Restate each line of the listing exactly, without carrying over any pictures.

-- RECORDS FOR THE EXERCISE --
★ ★ ★ ★ ★ ★ ★

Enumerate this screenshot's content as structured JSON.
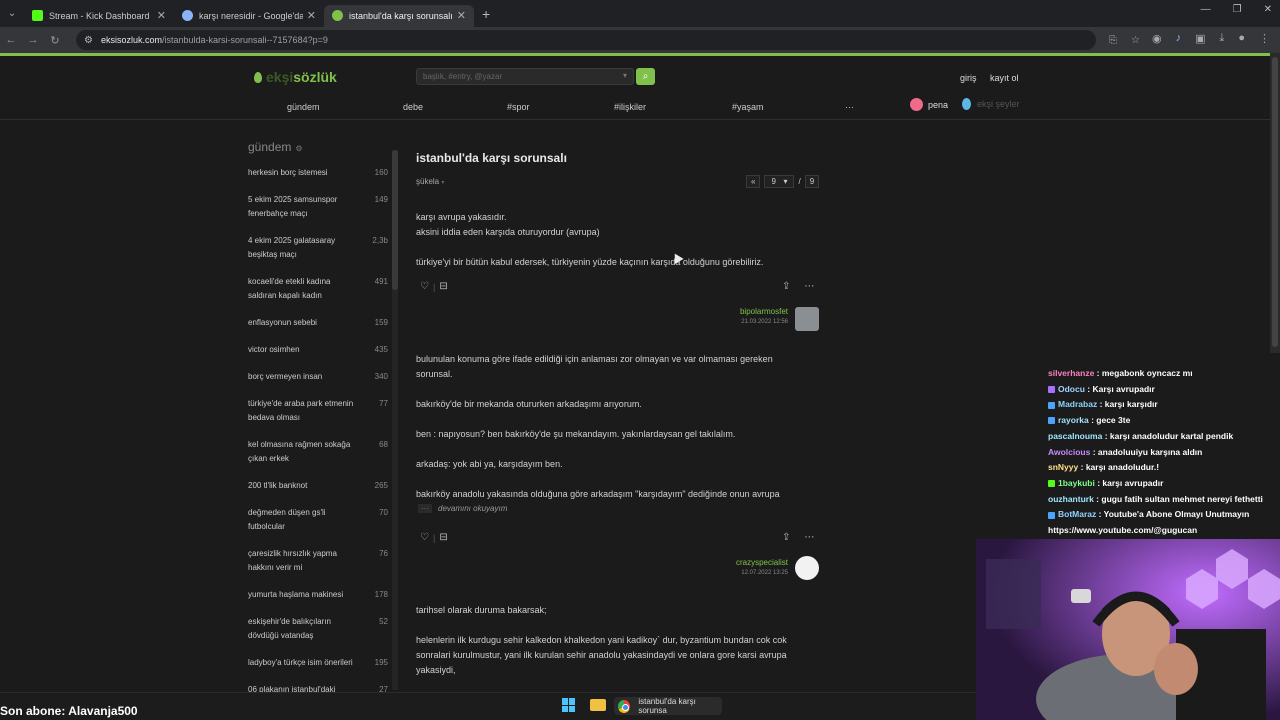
{
  "browser": {
    "tabs": [
      {
        "title": "Stream - Kick Dashboard",
        "favicon_color": "#53fc18",
        "active": false
      },
      {
        "title": "karşı neresidir - Google'da Ara",
        "favicon_color": "#8ab4f8",
        "active": false
      },
      {
        "title": "istanbul'da karşı sorunsalı - şa",
        "favicon_color": "#81c14b",
        "active": true
      }
    ],
    "url_host": "eksisozluk.com",
    "url_path": "/istanbulda-karsi-sorunsali--7157684?p=9"
  },
  "site": {
    "logo_faded": "ekşi",
    "logo_main": "sözlük",
    "search_placeholder": "başlık, #entry, @yazar",
    "login": "giriş",
    "register": "kayıt ol",
    "nav": [
      "gündem",
      "debe",
      "#spor",
      "#ilişkiler",
      "#yaşam",
      "···"
    ],
    "pena": "pena",
    "eksi_seyler": "ekşi şeyler"
  },
  "sidebar": {
    "title": "gündem",
    "topics": [
      {
        "label": "herkesin borç istemesi",
        "count": "160"
      },
      {
        "label": "5 ekim 2025 samsunspor fenerbahçe maçı",
        "count": "149"
      },
      {
        "label": "4 ekim 2025 galatasaray beşiktaş maçı",
        "count": "2,3b"
      },
      {
        "label": "kocaeli'de etekli kadına saldıran kapalı kadın",
        "count": "491"
      },
      {
        "label": "enflasyonun sebebi",
        "count": "159"
      },
      {
        "label": "victor osimhen",
        "count": "435"
      },
      {
        "label": "borç vermeyen insan",
        "count": "340"
      },
      {
        "label": "türkiye'de araba park etmenin bedava olması",
        "count": "77"
      },
      {
        "label": "kel olmasına rağmen sokağa çıkan erkek",
        "count": "68"
      },
      {
        "label": "200 tl'lik banknot",
        "count": "265"
      },
      {
        "label": "değmeden düşen gs'li futbolcular",
        "count": "70"
      },
      {
        "label": "çaresizlik hırsızlık yapma hakkını verir mi",
        "count": "76"
      },
      {
        "label": "yumurta haşlama makinesi",
        "count": "178"
      },
      {
        "label": "eskişehir'de balıkçıların dövdüğü vatandaş",
        "count": "52"
      },
      {
        "label": "ladyboy'a türkçe isim önerileri",
        "count": "195"
      },
      {
        "label": "06 plakanın istanbul'daki",
        "count": "27"
      }
    ]
  },
  "topic": {
    "title": "istanbul'da karşı sorunsalı",
    "sukela": "şükela",
    "page_current": "9",
    "page_total": "9",
    "page_sep": "/",
    "prev": "«"
  },
  "entries": [
    {
      "lines": [
        "karşı avrupa yakasıdır.",
        "aksini iddia eden karşıda oturuyordur (avrupa)",
        "",
        "türkiye'yi bir bütün kabul edersek, türkiyenin yüzde kaçının karşıda olduğunu görebiliriz."
      ],
      "author": "bipolarmosfet",
      "date": "21.03.2022 12:56"
    },
    {
      "lines": [
        "bulunulan konuma göre ifade edildiği için anlaması zor olmayan ve var olmaması gereken sorunsal.",
        "",
        "bakırköy'de bir mekanda otururken arkadaşımı arıyorum.",
        "",
        "ben : napıyosun? ben bakırköy'de şu mekandayım. yakınlardaysan gel takılalım.",
        "",
        "arkadaş: yok abi ya, karşıdayım ben.",
        "",
        "bakırköy anadolu yakasında olduğuna göre arkadaşım \"karşıdayım\" dediğinde onun avrupa"
      ],
      "more": "devamını okuyayım",
      "author": "crazyspecialist",
      "date": "12.07.2022 13:25"
    },
    {
      "lines": [
        "tarihsel olarak duruma bakarsak;",
        "",
        "helenlerin ilk kurdugu sehir kalkedon khalkedon yani kadikoy` dur, byzantium bundan cok cok sonralari kurulmustur, yani ilk kurulan sehir anadolu yakasindaydi ve onlara gore karsi avrupa yakasiydi,"
      ]
    }
  ],
  "chat": [
    {
      "user": "silverhanze",
      "color": "#ff7fbf",
      "badge": "",
      "msg": "megabonk oyncacz mı"
    },
    {
      "user": "Odocu",
      "color": "#9fd3ff",
      "badge": "#a970ff",
      "msg": "Karşı avrupadır"
    },
    {
      "user": "Madrabaz",
      "color": "#8fd3ff",
      "badge": "#4aa3ff",
      "msg": "karşı karşıdır"
    },
    {
      "user": "rayorka",
      "color": "#9fe0ff",
      "badge": "#4aa3ff",
      "msg": "gece 3te"
    },
    {
      "user": "pascalnouma",
      "color": "#9fe7ff",
      "badge": "",
      "msg": "karşı anadoludur kartal pendik"
    },
    {
      "user": "Awolcious",
      "color": "#c58bff",
      "badge": "",
      "msg": "anadoluuiyu karşına aldın"
    },
    {
      "user": "snNyyy",
      "color": "#ffe08a",
      "badge": "",
      "msg": "karşı anadoludur.!"
    },
    {
      "user": "1baykubi",
      "color": "#7dff8a",
      "badge": "#53fc18",
      "msg": "karşı avrupadır"
    },
    {
      "user": "ouzhanturk",
      "color": "#9fe7ff",
      "badge": "",
      "msg": "gugu fatih sultan mehmet nereyi fethetti"
    },
    {
      "user": "BotMaraz",
      "color": "#8fd3ff",
      "badge": "#4aa3ff",
      "msg": "Youtube'a Abone Olmayı Unutmayın"
    },
    {
      "user": "",
      "color": "#ffffff",
      "badge": "",
      "msg": "https://www.youtube.com/@gugucan"
    }
  ],
  "overlay": {
    "last_sub": "Son abone: Alavanja500"
  },
  "taskbar": {
    "chrome_label": "istanbul'da karşı sorunsa"
  },
  "colors": {
    "accent": "#81c14b",
    "background": "#1b1b1b"
  }
}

★ ★ ★ ★ ★ ★ ★

-- TASK RESPONSE --
Enumerate this screenshot's content as structured JSON.
{
  "browser": {
    "tabs": [
      {
        "title": "Stream - Kick Dashboard",
        "favicon_color": "#53fc18",
        "active": false
      },
      {
        "title": "karşı neresidir - Google'da Ara",
        "favicon_color": "#8ab4f8",
        "active": false
      },
      {
        "title": "istanbul'da karşı sorunsalı - şa",
        "favicon_color": "#81c14b",
        "active": true
      }
    ],
    "url_host": "eksisozluk.com",
    "url_path": "/istanbulda-karsi-sorunsali--7157684?p=9"
  },
  "site": {
    "logo_faded": "ekşi",
    "logo_main": "sözlük",
    "search_placeholder": "başlık, #entry, @yazar",
    "login": "giriş",
    "register": "kayıt ol",
    "nav": [
      "gündem",
      "debe",
      "#spor",
      "#ilişkiler",
      "#yaşam",
      "···"
    ],
    "pena": "pena",
    "eksi_seyler": "ekşi şeyler"
  },
  "sidebar": {
    "title": "gündem",
    "topics": [
      {
        "label": "herkesin borç istemesi",
        "count": "160"
      },
      {
        "label": "5 ekim 2025 samsunspor fenerbahçe maçı",
        "count": "149"
      },
      {
        "label": "4 ekim 2025 galatasaray beşiktaş maçı",
        "count": "2,3b"
      },
      {
        "label": "kocaeli'de etekli kadına saldıran kapalı kadın",
        "count": "491"
      },
      {
        "label": "enflasyonun sebebi",
        "count": "159"
      },
      {
        "label": "victor osimhen",
        "count": "435"
      },
      {
        "label": "borç vermeyen insan",
        "count": "340"
      },
      {
        "label": "türkiye'de araba park etmenin bedava olması",
        "count": "77"
      },
      {
        "label": "kel olmasına rağmen sokağa çıkan erkek",
        "count": "68"
      },
      {
        "label": "200 tl'lik banknot",
        "count": "265"
      },
      {
        "label": "değmeden düşen gs'li futbolcular",
        "count": "70"
      },
      {
        "label": "çaresizlik hırsızlık yapma hakkını verir mi",
        "count": "76"
      },
      {
        "label": "yumurta haşlama makinesi",
        "count": "178"
      },
      {
        "label": "eskişehir'de balıkçıların dövdüğü vatandaş",
        "count": "52"
      },
      {
        "label": "ladyboy'a türkçe isim önerileri",
        "count": "195"
      },
      {
        "label": "06 plakanın istanbul'daki",
        "count": "27"
      }
    ]
  },
  "topic": {
    "title": "istanbul'da karşı sorunsalı",
    "sukela": "şükela",
    "page_current": "9",
    "page_total": "9",
    "page_sep": "/",
    "prev": "«"
  },
  "entries": [
    {
      "lines": [
        "karşı avrupa yakasıdır.",
        "aksini iddia eden karşıda oturuyordur (avrupa)",
        "",
        "türkiye'yi bir bütün kabul edersek, türkiyenin yüzde kaçının karşıda olduğunu görebiliriz."
      ],
      "author": "bipolarmosfet",
      "date": "21.03.2022 12:56"
    },
    {
      "lines": [
        "bulunulan konuma göre ifade edildiği için anlaması zor olmayan ve var olmaması gereken sorunsal.",
        "",
        "bakırköy'de bir mekanda otururken arkadaşımı arıyorum.",
        "",
        "ben : napıyosun? ben bakırköy'de şu mekandayım. yakınlardaysan gel takılalım.",
        "",
        "arkadaş: yok abi ya, karşıdayım ben.",
        "",
        "bakırköy anadolu yakasında olduğuna göre arkadaşım \"karşıdayım\" dediğinde onun avrupa"
      ],
      "more": "devamını okuyayım",
      "author": "crazyspecialist",
      "date": "12.07.2022 13:25"
    },
    {
      "lines": [
        "tarihsel olarak duruma bakarsak;",
        "",
        "helenlerin ilk kurdugu sehir kalkedon khalkedon yani kadikoy` dur, byzantium bundan cok cok sonralari kurulmustur, yani ilk kurulan sehir anadolu yakasindaydi ve onlara gore karsi avrupa yakasiydi,"
      ]
    }
  ],
  "chat": [
    {
      "user": "silverhanze",
      "color": "#ff7fbf",
      "badge": "",
      "msg": "megabonk oyncacz mı"
    },
    {
      "user": "Odocu",
      "color": "#9fd3ff",
      "badge": "#a970ff",
      "msg": "Karşı avrupadır"
    },
    {
      "user": "Madrabaz",
      "color": "#8fd3ff",
      "badge": "#4aa3ff",
      "msg": "karşı karşıdır"
    },
    {
      "user": "rayorka",
      "color": "#9fe0ff",
      "badge": "#4aa3ff",
      "msg": "gece 3te"
    },
    {
      "user": "pascalnouma",
      "color": "#9fe7ff",
      "badge": "",
      "msg": "karşı anadoludur kartal pendik"
    },
    {
      "user": "Awolcious",
      "color": "#c58bff",
      "badge": "",
      "msg": "anadoluuiyu karşına aldın"
    },
    {
      "user": "snNyyy",
      "color": "#ffe08a",
      "badge": "",
      "msg": "karşı anadoludur.!"
    },
    {
      "user": "1baykubi",
      "color": "#7dff8a",
      "badge": "#53fc18",
      "msg": "karşı avrupadır"
    },
    {
      "user": "ouzhanturk",
      "color": "#9fe7ff",
      "badge": "",
      "msg": "gugu fatih sultan mehmet nereyi fethetti"
    },
    {
      "user": "BotMaraz",
      "color": "#8fd3ff",
      "badge": "#4aa3ff",
      "msg": "Youtube'a Abone Olmayı Unutmayın"
    },
    {
      "user": "",
      "color": "#ffffff",
      "badge": "",
      "msg": "https://www.youtube.com/@gugucan"
    }
  ],
  "overlay": {
    "last_sub": "Son abone: Alavanja500"
  },
  "taskbar": {
    "chrome_label": "istanbul'da karşı sorunsa"
  },
  "colors": {
    "accent": "#81c14b",
    "background": "#1b1b1b"
  }
}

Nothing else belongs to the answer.